● Written problem:
Reproduce each line bearing the word "image".
BEGIN Records for this task
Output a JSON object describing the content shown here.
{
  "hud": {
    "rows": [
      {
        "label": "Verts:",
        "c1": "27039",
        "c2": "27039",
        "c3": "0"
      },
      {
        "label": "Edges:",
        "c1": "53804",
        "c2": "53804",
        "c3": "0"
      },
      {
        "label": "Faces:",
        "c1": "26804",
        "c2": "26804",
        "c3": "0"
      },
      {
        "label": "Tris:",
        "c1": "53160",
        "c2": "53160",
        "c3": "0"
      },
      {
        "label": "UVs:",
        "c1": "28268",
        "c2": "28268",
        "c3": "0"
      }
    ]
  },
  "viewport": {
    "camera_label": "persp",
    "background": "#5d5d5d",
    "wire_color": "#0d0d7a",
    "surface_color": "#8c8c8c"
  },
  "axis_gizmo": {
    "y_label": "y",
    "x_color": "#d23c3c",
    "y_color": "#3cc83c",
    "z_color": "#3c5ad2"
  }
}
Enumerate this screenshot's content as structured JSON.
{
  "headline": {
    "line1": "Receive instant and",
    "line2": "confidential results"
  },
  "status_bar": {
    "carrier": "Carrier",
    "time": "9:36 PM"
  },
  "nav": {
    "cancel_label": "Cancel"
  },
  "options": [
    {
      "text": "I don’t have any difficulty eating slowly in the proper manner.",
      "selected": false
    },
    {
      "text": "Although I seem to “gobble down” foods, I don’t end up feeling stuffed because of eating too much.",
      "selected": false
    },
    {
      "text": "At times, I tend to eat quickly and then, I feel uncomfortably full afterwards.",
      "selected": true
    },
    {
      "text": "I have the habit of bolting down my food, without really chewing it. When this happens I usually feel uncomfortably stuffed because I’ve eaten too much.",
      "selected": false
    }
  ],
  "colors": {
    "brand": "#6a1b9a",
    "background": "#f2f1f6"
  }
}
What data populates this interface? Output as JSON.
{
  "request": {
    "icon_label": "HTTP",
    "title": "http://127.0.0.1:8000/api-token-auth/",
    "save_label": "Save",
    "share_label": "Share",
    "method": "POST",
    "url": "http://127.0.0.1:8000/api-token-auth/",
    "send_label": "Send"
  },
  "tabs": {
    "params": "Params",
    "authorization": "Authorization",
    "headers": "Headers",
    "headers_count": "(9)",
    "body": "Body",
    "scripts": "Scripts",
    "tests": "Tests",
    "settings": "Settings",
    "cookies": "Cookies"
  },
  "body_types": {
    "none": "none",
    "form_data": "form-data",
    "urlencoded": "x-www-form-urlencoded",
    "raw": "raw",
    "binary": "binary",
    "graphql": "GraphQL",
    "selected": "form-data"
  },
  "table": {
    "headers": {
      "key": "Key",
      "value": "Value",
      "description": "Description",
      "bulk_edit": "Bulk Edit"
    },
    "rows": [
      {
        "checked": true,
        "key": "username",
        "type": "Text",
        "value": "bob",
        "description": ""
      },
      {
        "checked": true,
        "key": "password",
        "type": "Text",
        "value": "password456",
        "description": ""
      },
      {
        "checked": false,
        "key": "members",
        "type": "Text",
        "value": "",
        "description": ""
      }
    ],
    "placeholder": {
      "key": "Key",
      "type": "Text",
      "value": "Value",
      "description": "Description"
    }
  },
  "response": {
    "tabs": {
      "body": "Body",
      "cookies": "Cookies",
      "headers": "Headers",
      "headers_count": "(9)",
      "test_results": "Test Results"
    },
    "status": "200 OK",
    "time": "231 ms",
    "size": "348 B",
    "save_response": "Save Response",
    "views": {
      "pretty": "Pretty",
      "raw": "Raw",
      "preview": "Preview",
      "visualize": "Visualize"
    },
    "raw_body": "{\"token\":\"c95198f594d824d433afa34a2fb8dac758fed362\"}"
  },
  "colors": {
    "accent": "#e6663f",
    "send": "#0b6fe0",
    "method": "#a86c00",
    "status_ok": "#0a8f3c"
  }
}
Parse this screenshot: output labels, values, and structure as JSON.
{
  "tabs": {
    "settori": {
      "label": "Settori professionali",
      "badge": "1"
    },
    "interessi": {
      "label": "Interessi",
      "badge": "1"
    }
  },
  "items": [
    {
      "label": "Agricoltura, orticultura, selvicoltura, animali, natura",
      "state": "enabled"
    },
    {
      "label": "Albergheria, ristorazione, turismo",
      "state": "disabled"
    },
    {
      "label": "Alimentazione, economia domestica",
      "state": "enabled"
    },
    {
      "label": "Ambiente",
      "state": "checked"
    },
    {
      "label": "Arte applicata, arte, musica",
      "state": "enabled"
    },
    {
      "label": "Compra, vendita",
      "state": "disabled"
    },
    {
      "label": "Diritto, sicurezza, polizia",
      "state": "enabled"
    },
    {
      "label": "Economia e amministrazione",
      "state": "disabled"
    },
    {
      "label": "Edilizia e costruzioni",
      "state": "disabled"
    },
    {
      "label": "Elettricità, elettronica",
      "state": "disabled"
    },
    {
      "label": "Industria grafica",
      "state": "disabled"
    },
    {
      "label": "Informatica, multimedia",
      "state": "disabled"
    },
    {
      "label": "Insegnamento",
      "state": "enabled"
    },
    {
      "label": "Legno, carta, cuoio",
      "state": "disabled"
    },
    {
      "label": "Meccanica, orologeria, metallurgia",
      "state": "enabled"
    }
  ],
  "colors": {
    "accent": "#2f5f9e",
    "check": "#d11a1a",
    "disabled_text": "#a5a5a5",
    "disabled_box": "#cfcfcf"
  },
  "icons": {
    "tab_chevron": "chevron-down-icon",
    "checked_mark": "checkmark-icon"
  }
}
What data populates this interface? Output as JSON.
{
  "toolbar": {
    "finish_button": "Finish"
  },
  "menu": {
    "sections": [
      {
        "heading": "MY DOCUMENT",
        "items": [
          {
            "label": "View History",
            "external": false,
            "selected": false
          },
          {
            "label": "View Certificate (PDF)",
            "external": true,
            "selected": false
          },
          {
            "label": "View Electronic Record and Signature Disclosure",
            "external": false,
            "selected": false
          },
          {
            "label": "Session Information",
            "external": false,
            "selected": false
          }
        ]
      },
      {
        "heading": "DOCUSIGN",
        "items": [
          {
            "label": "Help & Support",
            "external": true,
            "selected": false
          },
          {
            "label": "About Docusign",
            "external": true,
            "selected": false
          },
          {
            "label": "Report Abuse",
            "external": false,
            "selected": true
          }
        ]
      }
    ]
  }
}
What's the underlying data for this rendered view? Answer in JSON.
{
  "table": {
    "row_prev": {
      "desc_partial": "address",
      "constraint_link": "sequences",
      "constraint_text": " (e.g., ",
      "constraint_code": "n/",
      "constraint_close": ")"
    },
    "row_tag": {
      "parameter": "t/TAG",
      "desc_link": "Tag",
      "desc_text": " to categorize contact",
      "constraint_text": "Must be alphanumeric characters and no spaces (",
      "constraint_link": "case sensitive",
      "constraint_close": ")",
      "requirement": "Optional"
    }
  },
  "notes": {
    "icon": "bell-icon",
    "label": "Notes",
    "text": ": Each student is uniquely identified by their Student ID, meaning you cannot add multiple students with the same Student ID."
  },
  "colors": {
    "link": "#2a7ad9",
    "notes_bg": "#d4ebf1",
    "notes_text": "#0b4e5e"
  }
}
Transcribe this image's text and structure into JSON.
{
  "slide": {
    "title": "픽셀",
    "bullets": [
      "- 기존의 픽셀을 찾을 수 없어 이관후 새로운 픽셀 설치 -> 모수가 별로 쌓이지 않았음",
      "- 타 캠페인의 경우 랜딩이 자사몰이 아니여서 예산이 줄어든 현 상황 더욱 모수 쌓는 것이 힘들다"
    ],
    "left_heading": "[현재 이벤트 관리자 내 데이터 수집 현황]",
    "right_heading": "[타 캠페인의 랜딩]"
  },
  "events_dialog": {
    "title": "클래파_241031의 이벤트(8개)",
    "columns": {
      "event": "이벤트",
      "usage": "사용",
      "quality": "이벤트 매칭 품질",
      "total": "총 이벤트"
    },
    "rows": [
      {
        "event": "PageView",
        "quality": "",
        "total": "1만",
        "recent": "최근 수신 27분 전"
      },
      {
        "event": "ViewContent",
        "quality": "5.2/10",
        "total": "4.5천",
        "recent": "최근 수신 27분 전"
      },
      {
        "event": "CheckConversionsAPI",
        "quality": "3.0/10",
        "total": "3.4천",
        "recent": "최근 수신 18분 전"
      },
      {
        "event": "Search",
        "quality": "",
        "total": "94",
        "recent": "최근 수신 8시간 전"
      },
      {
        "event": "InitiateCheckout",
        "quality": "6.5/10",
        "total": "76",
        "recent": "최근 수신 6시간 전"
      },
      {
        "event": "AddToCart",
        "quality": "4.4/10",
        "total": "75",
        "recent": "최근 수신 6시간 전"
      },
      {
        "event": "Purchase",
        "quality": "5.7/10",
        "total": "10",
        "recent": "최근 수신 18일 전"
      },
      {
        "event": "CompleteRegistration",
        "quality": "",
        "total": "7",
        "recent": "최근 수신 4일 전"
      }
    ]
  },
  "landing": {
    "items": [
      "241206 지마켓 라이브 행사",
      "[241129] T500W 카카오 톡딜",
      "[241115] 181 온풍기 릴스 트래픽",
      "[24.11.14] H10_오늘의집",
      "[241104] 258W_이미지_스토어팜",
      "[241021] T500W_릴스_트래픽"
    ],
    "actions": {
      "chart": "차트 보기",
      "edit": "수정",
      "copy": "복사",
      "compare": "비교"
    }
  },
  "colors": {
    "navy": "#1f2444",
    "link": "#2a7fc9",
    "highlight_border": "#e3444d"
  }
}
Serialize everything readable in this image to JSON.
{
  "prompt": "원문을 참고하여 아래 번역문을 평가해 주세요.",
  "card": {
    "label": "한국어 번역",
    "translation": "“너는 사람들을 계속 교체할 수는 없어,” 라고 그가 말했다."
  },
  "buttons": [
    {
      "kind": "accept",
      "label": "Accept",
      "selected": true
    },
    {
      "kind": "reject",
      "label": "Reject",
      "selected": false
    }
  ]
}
END Records for this task
● Output of the exercise:
Transcribe this image's text and structure into JSON.
Serialize everything readable in this image to JSON.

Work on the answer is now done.